WHAT YOU SHOULD DO - The data below should be printed in full, exactly, and without any of its images.

+++ RECORD LIST

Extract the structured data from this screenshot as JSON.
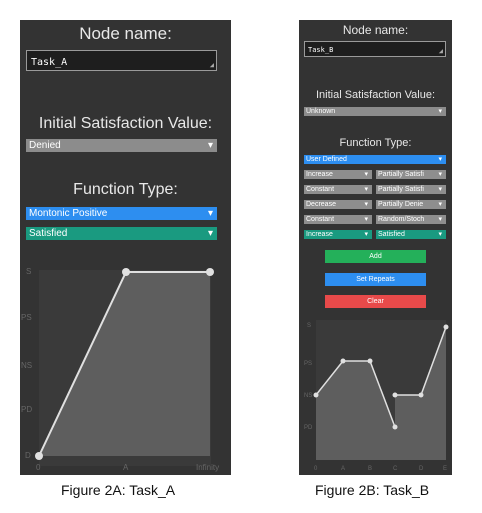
{
  "panel_a": {
    "node_name_label": "Node name:",
    "node_name_value": "Task_A",
    "initial_satisfaction_label": "Initial Satisfaction Value:",
    "initial_satisfaction_value": "Denied",
    "function_type_label": "Function Type:",
    "function_type_value": "Montonic Positive",
    "satisfaction_value": "Satisfied",
    "chart": {
      "y_ticks": [
        "S",
        "PS",
        "NS",
        "PD",
        "D"
      ],
      "x_ticks": [
        "0",
        "A",
        "Infinity"
      ]
    },
    "caption": "Figure 2A: Task_A"
  },
  "panel_b": {
    "node_name_label": "Node name:",
    "node_name_value": "Task_B",
    "initial_satisfaction_label": "Initial Satisfaction Value:",
    "initial_satisfaction_value": "Unknown",
    "function_type_label": "Function Type:",
    "function_type_value": "User Defined",
    "segments": [
      {
        "func": "Increase",
        "sat": "Partially Satisfi"
      },
      {
        "func": "Constant",
        "sat": "Partially Satisfi"
      },
      {
        "func": "Decrease",
        "sat": "Partially Denie"
      },
      {
        "func": "Constant",
        "sat": "Random/Stoch"
      },
      {
        "func": "Increase",
        "sat": "Satisfied"
      }
    ],
    "add_label": "Add",
    "set_repeats_label": "Set Repeats",
    "clear_label": "Clear",
    "chart": {
      "y_ticks": [
        "S",
        "PS",
        "NS",
        "PD"
      ],
      "x_ticks": [
        "0",
        "A",
        "B",
        "C",
        "D",
        "E"
      ]
    },
    "caption": "Figure 2B: Task_B"
  },
  "colors": {
    "panel_bg": "#333333",
    "select_gray": "#8c8c8c",
    "select_blue": "#2d8ef0",
    "select_teal": "#1a9a80",
    "button_green": "#24b05a",
    "button_blue": "#2d8ef0",
    "button_red": "#e84a4a"
  },
  "icons": [
    "dropdown-arrow-icon",
    "resize-grip-icon"
  ]
}
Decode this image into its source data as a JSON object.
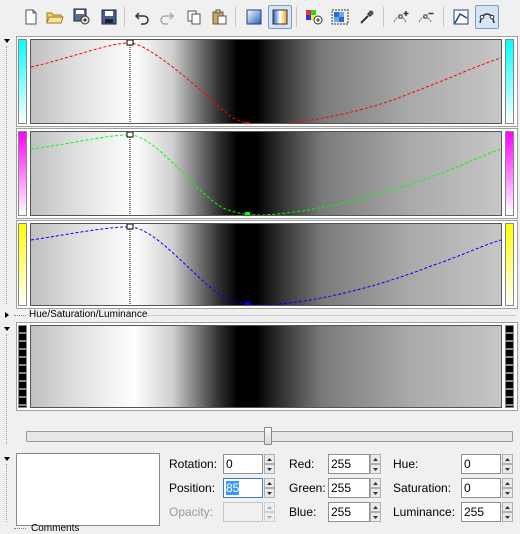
{
  "toolbar": {
    "buttons": [
      {
        "name": "new-icon"
      },
      {
        "name": "open-folder-icon"
      },
      {
        "name": "save-as-icon"
      },
      {
        "name": "save-icon"
      },
      {
        "name": "undo-icon"
      },
      {
        "name": "redo-icon"
      },
      {
        "name": "copy-icon"
      },
      {
        "name": "paste-icon"
      },
      {
        "name": "gradient-view-icon"
      },
      {
        "name": "channel-view-icon"
      },
      {
        "name": "add-color-icon"
      },
      {
        "name": "select-color-icon"
      },
      {
        "name": "eyedropper-icon"
      },
      {
        "name": "add-node-icon"
      },
      {
        "name": "remove-node-icon"
      },
      {
        "name": "linear-interpolation-icon"
      },
      {
        "name": "smooth-interpolation-icon"
      }
    ]
  },
  "channels": [
    {
      "name": "red",
      "color": "#ff0000",
      "bar_gradient": [
        "#00ffff",
        "#ffffff"
      ]
    },
    {
      "name": "green",
      "color": "#00ff00",
      "bar_gradient": [
        "#ff00ff",
        "#ffffff"
      ]
    },
    {
      "name": "blue",
      "color": "#0000ff",
      "bar_gradient": [
        "#ffff00",
        "#ffffff"
      ]
    }
  ],
  "hsl_section": {
    "title": "Hue/Saturation/Luminance"
  },
  "slider": {
    "position_fraction": 0.5
  },
  "fields": {
    "rotation": {
      "label": "Rotation:",
      "value": "0"
    },
    "position": {
      "label": "Position:",
      "value": "85"
    },
    "opacity": {
      "label": "Opacity:",
      "value": ""
    },
    "red": {
      "label": "Red:",
      "value": "255"
    },
    "green": {
      "label": "Green:",
      "value": "255"
    },
    "blue": {
      "label": "Blue:",
      "value": "255"
    },
    "hue": {
      "label": "Hue:",
      "value": "0"
    },
    "saturation": {
      "label": "Saturation:",
      "value": "0"
    },
    "luminance": {
      "label": "Luminance:",
      "value": "255"
    }
  },
  "comments_section": {
    "title": "Comments"
  }
}
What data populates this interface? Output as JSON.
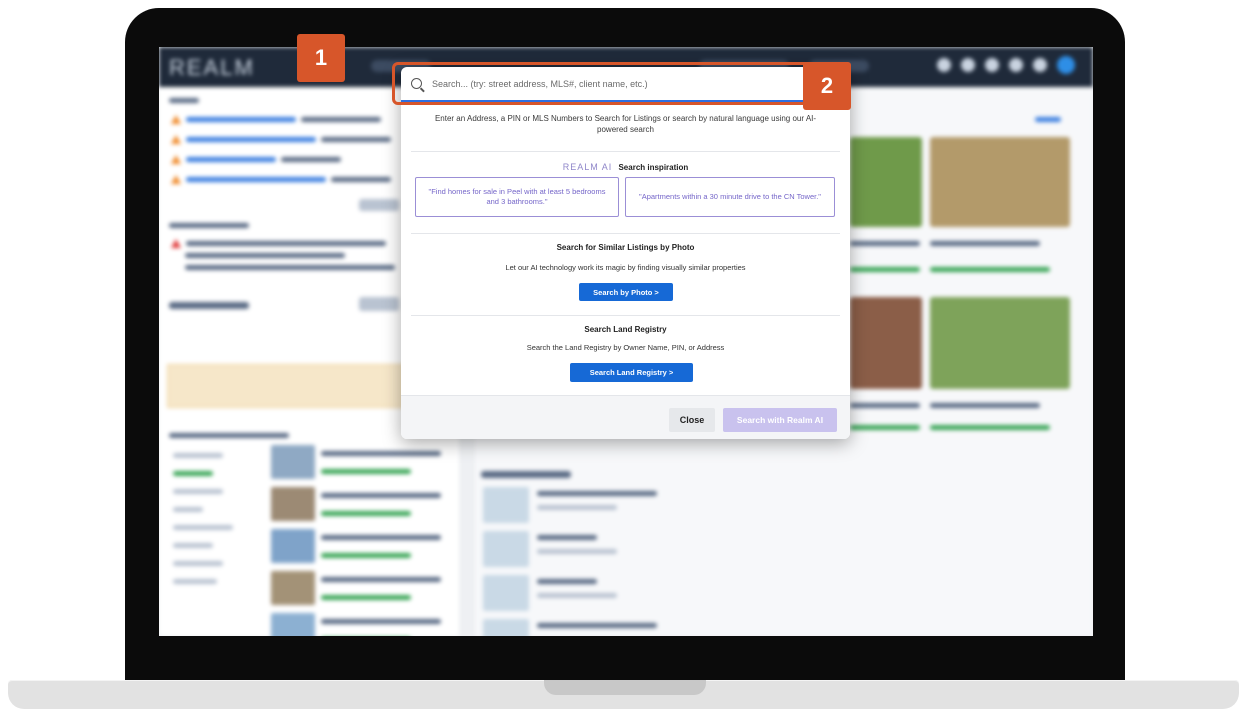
{
  "app": {
    "logo": "REALM"
  },
  "search": {
    "placeholder": "Search... (try: street address, MLS#, client name, etc.)",
    "intro": "Enter an Address, a PIN or MLS Numbers to Search for Listings or search by natural language using our AI-powered search"
  },
  "inspiration": {
    "logo": "REALM AI",
    "title": "Search inspiration",
    "suggestions": [
      "\"Find homes for sale in Peel with at least 5 bedrooms and 3 bathrooms.\"",
      "\"Apartments within a 30 minute drive to the CN Tower.\""
    ]
  },
  "photo_search": {
    "title": "Search for Similar Listings by Photo",
    "description": "Let our AI technology work its magic by finding visually similar properties",
    "button": "Search by Photo  >"
  },
  "land_registry": {
    "title": "Search Land Registry",
    "description": "Search the Land Registry by Owner Name, PIN, or Address",
    "button": "Search Land Registry  >"
  },
  "footer": {
    "close": "Close",
    "ai_search": "Search with Realm AI"
  },
  "callouts": {
    "one": "1",
    "two": "2"
  },
  "colors": {
    "accent": "#1669d6",
    "callout": "#d7562a",
    "ai_purple": "#7566c9"
  }
}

++++++

EXPECTED ANSWER -
Extract the structured data from this screenshot as JSON.
{
  "panel_a": {
    "node_name_label": "Node name:",
    "node_name_value": "Task_A",
    "initial_satisfaction_label": "Initial Satisfaction Value:",
    "initial_satisfaction_value": "Denied",
    "function_type_label": "Function Type:",
    "function_type_value": "Montonic Positive",
    "satisfaction_value": "Satisfied",
    "chart": {
      "y_ticks": [
        "S",
        "PS",
        "NS",
        "PD",
        "D"
      ],
      "x_ticks": [
        "0",
        "A",
        "Infinity"
      ]
    },
    "caption": "Figure 2A: Task_A"
  },
  "panel_b": {
    "node_name_label": "Node name:",
    "node_name_value": "Task_B",
    "initial_satisfaction_label": "Initial Satisfaction Value:",
    "initial_satisfaction_value": "Unknown",
    "function_type_label": "Function Type:",
    "function_type_value": "User Defined",
    "segments": [
      {
        "func": "Increase",
        "sat": "Partially Satisfi"
      },
      {
        "func": "Constant",
        "sat": "Partially Satisfi"
      },
      {
        "func": "Decrease",
        "sat": "Partially Denie"
      },
      {
        "func": "Constant",
        "sat": "Random/Stoch"
      },
      {
        "func": "Increase",
        "sat": "Satisfied"
      }
    ],
    "add_label": "Add",
    "set_repeats_label": "Set Repeats",
    "clear_label": "Clear",
    "chart": {
      "y_ticks": [
        "S",
        "PS",
        "NS",
        "PD"
      ],
      "x_ticks": [
        "0",
        "A",
        "B",
        "C",
        "D",
        "E"
      ]
    },
    "caption": "Figure 2B: Task_B"
  },
  "colors": {
    "panel_bg": "#333333",
    "select_gray": "#8c8c8c",
    "select_blue": "#2d8ef0",
    "select_teal": "#1a9a80",
    "button_green": "#24b05a",
    "button_blue": "#2d8ef0",
    "button_red": "#e84a4a"
  },
  "icons": [
    "dropdown-arrow-icon",
    "resize-grip-icon"
  ]
}
Decode this image into its source data as a JSON object.
{
  "toolbar": {
    "buttons": [
      {
        "name": "new-icon"
      },
      {
        "name": "open-folder-icon"
      },
      {
        "name": "save-as-icon"
      },
      {
        "name": "save-icon"
      },
      {
        "name": "undo-icon"
      },
      {
        "name": "redo-icon"
      },
      {
        "name": "copy-icon"
      },
      {
        "name": "paste-icon"
      },
      {
        "name": "gradient-view-icon"
      },
      {
        "name": "channel-view-icon"
      },
      {
        "name": "add-color-icon"
      },
      {
        "name": "select-color-icon"
      },
      {
        "name": "eyedropper-icon"
      },
      {
        "name": "add-node-icon"
      },
      {
        "name": "remove-node-icon"
      },
      {
        "name": "linear-interpolation-icon"
      },
      {
        "name": "smooth-interpolation-icon"
      }
    ]
  },
  "channels": [
    {
      "name": "red",
      "color": "#ff0000",
      "bar_gradient": [
        "#00ffff",
        "#ffffff"
      ]
    },
    {
      "name": "green",
      "color": "#00ff00",
      "bar_gradient": [
        "#ff00ff",
        "#ffffff"
      ]
    },
    {
      "name": "blue",
      "color": "#0000ff",
      "bar_gradient": [
        "#ffff00",
        "#ffffff"
      ]
    }
  ],
  "hsl_section": {
    "title": "Hue/Saturation/Luminance"
  },
  "slider": {
    "position_fraction": 0.5
  },
  "fields": {
    "rotation": {
      "label": "Rotation:",
      "value": "0"
    },
    "position": {
      "label": "Position:",
      "value": "85"
    },
    "opacity": {
      "label": "Opacity:",
      "value": ""
    },
    "red": {
      "label": "Red:",
      "value": "255"
    },
    "green": {
      "label": "Green:",
      "value": "255"
    },
    "blue": {
      "label": "Blue:",
      "value": "255"
    },
    "hue": {
      "label": "Hue:",
      "value": "0"
    },
    "saturation": {
      "label": "Saturation:",
      "value": "0"
    },
    "luminance": {
      "label": "Luminance:",
      "value": "255"
    }
  },
  "comments_section": {
    "title": "Comments"
  }
}
What data populates this interface? Output as JSON.
{
  "app": {
    "logo": "REALM"
  },
  "search": {
    "placeholder": "Search... (try: street address, MLS#, client name, etc.)",
    "intro": "Enter an Address, a PIN or MLS Numbers to Search for Listings or search by natural language using our AI-powered search"
  },
  "inspiration": {
    "logo": "REALM AI",
    "title": "Search inspiration",
    "suggestions": [
      "\"Find homes for sale in Peel with at least 5 bedrooms and 3 bathrooms.\"",
      "\"Apartments within a 30 minute drive to the CN Tower.\""
    ]
  },
  "photo_search": {
    "title": "Search for Similar Listings by Photo",
    "description": "Let our AI technology work its magic by finding visually similar properties",
    "button": "Search by Photo  >"
  },
  "land_registry": {
    "title": "Search Land Registry",
    "description": "Search the Land Registry by Owner Name, PIN, or Address",
    "button": "Search Land Registry  >"
  },
  "footer": {
    "close": "Close",
    "ai_search": "Search with Realm AI"
  },
  "callouts": {
    "one": "1",
    "two": "2"
  },
  "colors": {
    "accent": "#1669d6",
    "callout": "#d7562a",
    "ai_purple": "#7566c9"
  }
}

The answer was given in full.